§ **THE TASK**:
The records below are made of lines; count those holding the word "screenshot" and give the number only.

(Figure content listings)
......

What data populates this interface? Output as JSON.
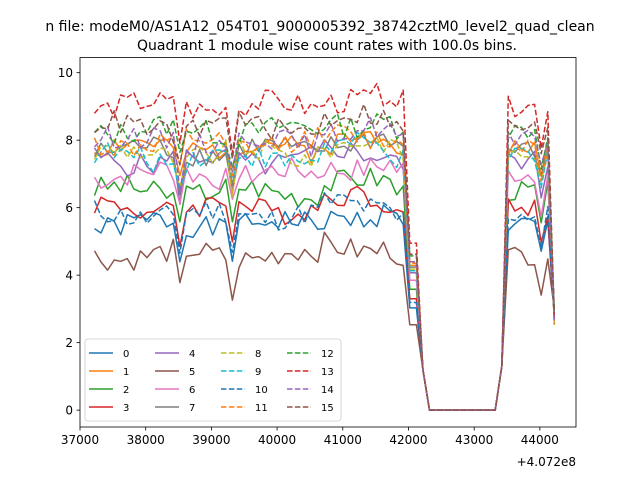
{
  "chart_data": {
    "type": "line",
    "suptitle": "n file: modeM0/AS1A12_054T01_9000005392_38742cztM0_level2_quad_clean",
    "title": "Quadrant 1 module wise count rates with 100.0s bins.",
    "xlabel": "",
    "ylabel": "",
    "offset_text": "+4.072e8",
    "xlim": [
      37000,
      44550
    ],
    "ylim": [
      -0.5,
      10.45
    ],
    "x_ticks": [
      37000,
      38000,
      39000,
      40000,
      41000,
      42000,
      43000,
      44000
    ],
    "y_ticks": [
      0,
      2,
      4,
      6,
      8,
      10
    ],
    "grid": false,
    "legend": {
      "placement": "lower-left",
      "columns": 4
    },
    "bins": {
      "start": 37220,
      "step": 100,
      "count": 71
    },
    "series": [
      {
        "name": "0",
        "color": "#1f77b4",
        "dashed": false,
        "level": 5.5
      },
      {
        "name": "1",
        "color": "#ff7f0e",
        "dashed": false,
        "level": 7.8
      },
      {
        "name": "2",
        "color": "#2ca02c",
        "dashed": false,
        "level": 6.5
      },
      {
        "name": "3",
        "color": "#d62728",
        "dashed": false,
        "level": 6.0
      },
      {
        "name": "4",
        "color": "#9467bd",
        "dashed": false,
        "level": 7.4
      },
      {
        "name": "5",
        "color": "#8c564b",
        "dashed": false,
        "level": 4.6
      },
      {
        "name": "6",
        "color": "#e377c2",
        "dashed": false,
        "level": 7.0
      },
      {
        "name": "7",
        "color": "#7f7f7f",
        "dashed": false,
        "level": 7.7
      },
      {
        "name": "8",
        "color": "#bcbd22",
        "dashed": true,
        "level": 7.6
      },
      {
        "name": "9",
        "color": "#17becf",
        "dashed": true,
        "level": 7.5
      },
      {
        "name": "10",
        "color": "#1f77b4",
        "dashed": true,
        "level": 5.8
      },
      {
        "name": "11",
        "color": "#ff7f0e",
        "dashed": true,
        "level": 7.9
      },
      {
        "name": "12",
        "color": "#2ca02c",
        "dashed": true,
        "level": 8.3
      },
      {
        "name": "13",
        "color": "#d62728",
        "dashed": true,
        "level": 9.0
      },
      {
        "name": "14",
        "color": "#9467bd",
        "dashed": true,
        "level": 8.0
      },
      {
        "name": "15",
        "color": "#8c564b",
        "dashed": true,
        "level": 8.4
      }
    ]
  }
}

......

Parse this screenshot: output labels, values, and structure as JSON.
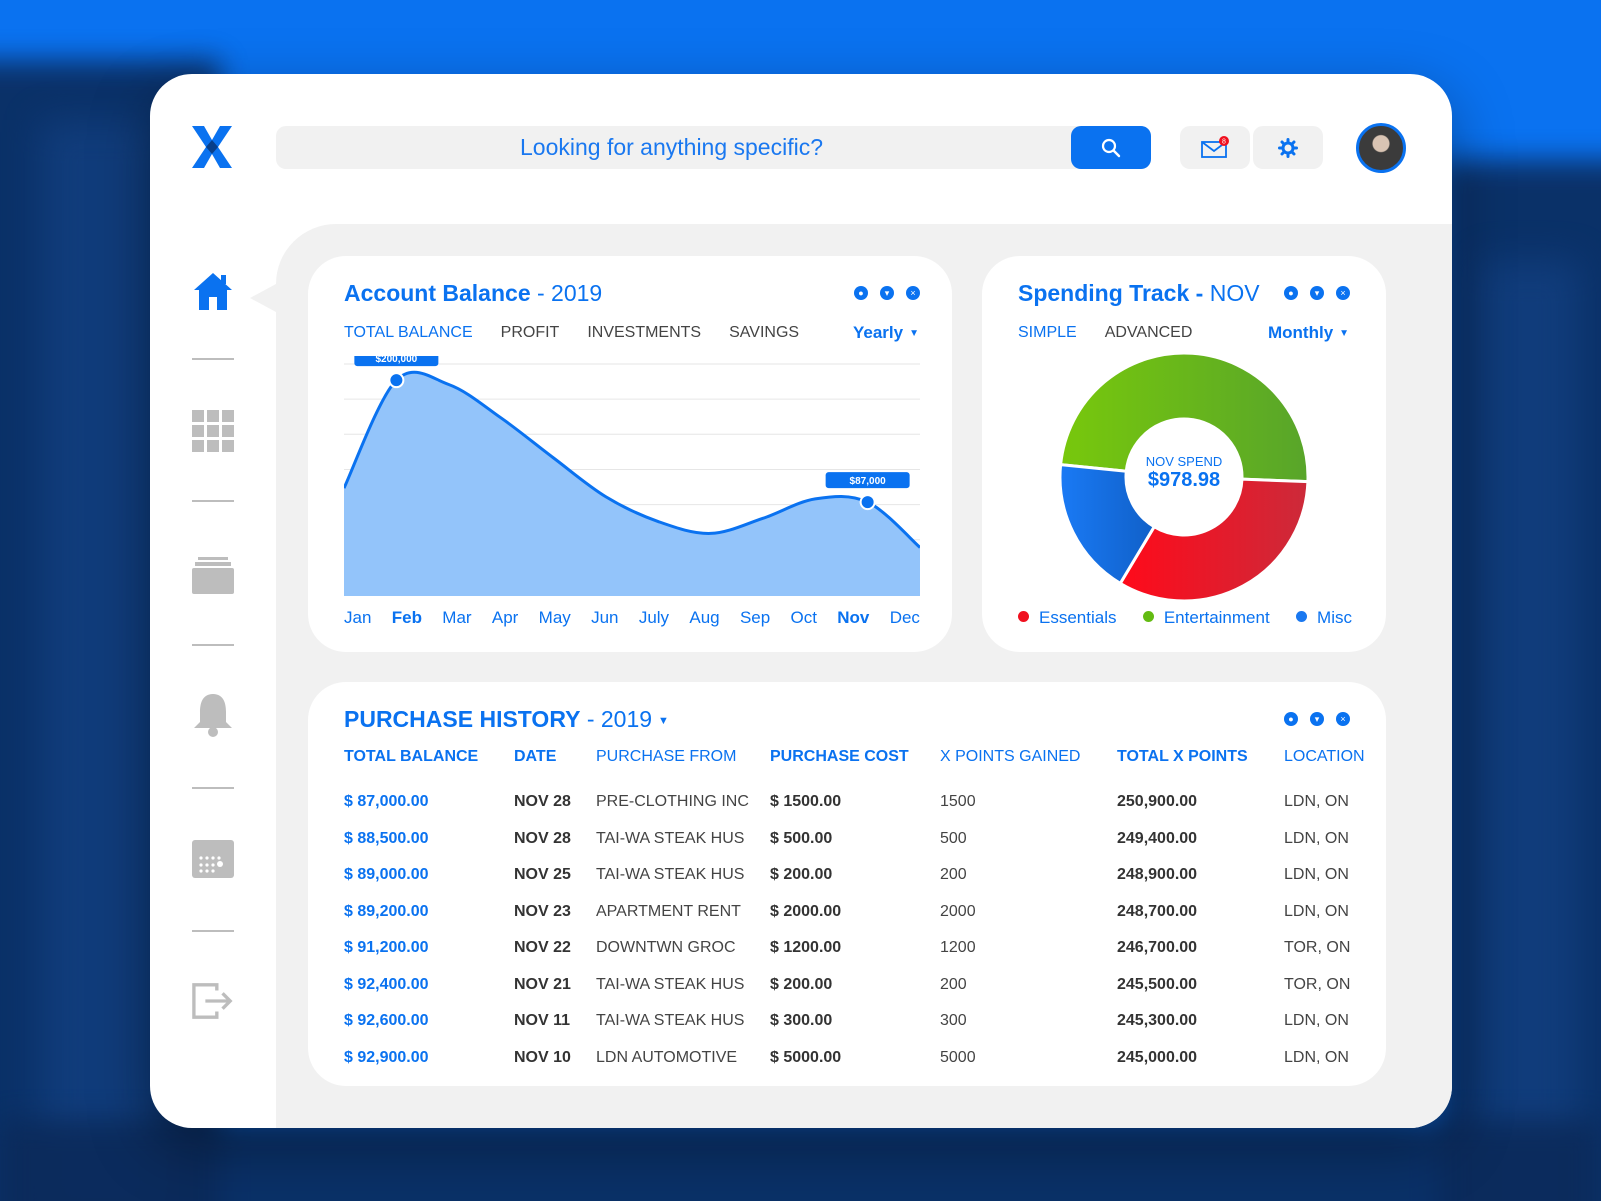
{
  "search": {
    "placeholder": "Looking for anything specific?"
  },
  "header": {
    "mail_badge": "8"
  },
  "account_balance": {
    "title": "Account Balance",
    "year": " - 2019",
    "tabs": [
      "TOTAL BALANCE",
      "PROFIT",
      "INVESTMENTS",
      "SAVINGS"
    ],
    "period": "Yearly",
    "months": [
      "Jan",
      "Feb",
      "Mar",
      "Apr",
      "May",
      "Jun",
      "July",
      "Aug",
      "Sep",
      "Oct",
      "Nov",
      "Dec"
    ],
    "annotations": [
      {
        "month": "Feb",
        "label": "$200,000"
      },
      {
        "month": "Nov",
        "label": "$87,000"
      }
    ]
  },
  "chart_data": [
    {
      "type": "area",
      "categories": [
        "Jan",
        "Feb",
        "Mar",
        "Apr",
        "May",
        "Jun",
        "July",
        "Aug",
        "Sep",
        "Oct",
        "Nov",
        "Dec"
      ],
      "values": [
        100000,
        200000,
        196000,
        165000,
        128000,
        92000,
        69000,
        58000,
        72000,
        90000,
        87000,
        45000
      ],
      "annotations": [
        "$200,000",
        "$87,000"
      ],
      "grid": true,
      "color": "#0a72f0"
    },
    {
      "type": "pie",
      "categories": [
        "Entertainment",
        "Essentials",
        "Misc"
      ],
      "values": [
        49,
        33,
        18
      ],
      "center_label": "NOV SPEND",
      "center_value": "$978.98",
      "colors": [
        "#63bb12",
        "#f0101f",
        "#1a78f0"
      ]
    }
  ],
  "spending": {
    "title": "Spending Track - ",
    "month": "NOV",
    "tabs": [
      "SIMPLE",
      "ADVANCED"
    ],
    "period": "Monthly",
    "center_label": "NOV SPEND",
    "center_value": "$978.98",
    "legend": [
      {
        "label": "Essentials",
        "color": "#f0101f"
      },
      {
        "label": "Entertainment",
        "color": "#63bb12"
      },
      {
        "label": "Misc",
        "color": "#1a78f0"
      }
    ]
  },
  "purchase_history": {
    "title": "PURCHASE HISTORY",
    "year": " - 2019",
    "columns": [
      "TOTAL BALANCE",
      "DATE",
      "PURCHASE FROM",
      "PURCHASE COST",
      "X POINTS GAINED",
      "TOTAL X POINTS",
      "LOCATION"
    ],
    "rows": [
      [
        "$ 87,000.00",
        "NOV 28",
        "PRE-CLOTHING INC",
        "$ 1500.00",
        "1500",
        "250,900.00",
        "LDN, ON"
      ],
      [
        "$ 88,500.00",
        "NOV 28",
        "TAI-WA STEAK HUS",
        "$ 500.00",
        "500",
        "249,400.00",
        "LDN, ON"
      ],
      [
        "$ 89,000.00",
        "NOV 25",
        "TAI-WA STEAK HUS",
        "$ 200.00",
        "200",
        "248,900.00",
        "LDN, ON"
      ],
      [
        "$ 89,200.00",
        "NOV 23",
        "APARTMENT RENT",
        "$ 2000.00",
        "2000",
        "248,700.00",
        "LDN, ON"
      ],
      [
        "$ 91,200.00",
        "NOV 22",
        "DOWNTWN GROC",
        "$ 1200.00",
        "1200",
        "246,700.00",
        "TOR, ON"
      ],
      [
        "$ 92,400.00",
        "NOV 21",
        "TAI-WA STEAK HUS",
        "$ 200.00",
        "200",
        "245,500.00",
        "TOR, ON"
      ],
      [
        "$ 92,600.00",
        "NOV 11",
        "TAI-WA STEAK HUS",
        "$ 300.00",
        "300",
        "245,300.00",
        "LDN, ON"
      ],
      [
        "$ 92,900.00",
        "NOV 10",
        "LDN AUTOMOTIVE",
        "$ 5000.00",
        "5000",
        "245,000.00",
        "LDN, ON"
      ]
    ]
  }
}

......

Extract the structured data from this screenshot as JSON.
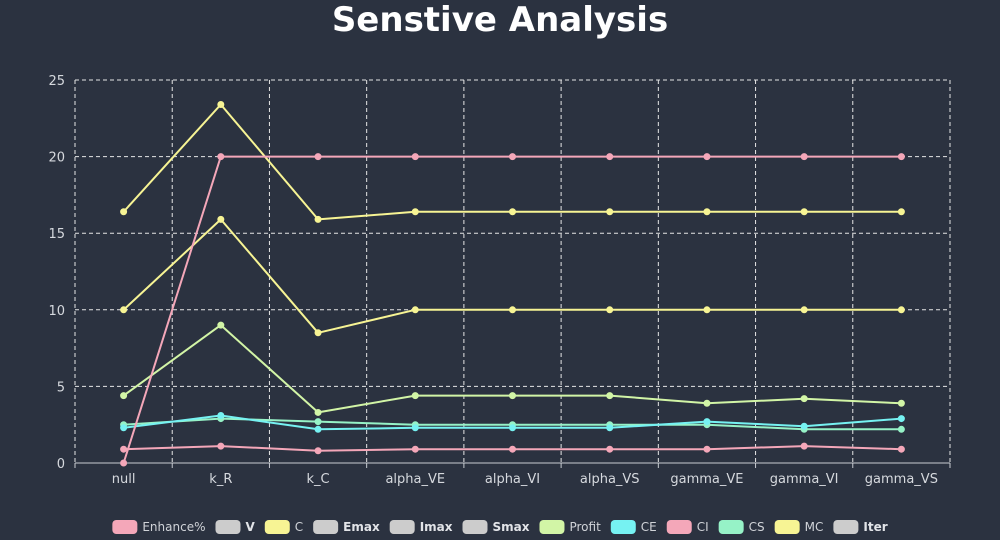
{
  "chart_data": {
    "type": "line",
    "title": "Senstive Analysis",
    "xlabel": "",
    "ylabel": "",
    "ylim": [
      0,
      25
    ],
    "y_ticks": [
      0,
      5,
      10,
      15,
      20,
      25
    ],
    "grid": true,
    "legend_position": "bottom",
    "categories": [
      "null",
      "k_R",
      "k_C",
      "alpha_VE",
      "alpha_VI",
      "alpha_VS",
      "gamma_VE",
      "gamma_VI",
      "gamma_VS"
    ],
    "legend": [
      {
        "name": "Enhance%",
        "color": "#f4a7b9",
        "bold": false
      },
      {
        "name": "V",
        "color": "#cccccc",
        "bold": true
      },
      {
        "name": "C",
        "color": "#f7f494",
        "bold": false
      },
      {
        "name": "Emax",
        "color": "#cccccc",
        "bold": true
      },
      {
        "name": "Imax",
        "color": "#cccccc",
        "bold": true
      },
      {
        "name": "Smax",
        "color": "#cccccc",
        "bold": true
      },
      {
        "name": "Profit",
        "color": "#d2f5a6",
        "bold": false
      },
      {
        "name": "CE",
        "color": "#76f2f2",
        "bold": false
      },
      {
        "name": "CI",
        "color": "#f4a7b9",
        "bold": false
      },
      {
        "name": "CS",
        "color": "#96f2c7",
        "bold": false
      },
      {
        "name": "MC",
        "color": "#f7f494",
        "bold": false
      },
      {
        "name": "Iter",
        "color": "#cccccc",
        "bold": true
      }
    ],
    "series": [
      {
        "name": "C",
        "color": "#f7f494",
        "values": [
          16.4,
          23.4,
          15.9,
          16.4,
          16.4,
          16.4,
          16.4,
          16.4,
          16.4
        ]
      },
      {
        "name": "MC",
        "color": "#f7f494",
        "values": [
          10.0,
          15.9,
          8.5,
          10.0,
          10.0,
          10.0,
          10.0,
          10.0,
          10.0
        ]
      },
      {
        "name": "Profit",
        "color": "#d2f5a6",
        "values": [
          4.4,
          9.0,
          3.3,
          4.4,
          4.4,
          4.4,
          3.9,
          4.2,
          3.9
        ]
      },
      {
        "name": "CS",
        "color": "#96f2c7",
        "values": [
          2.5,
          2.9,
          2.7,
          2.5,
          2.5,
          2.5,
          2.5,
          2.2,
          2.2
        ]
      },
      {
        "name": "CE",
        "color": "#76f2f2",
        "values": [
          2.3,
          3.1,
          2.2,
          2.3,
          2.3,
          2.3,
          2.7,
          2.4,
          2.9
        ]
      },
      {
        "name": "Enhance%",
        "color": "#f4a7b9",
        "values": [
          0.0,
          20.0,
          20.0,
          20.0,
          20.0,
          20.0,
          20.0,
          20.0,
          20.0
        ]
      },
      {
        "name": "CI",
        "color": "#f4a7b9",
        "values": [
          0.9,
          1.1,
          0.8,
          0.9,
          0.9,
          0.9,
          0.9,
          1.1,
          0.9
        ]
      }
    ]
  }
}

......

§ **TASK RESULT**:
2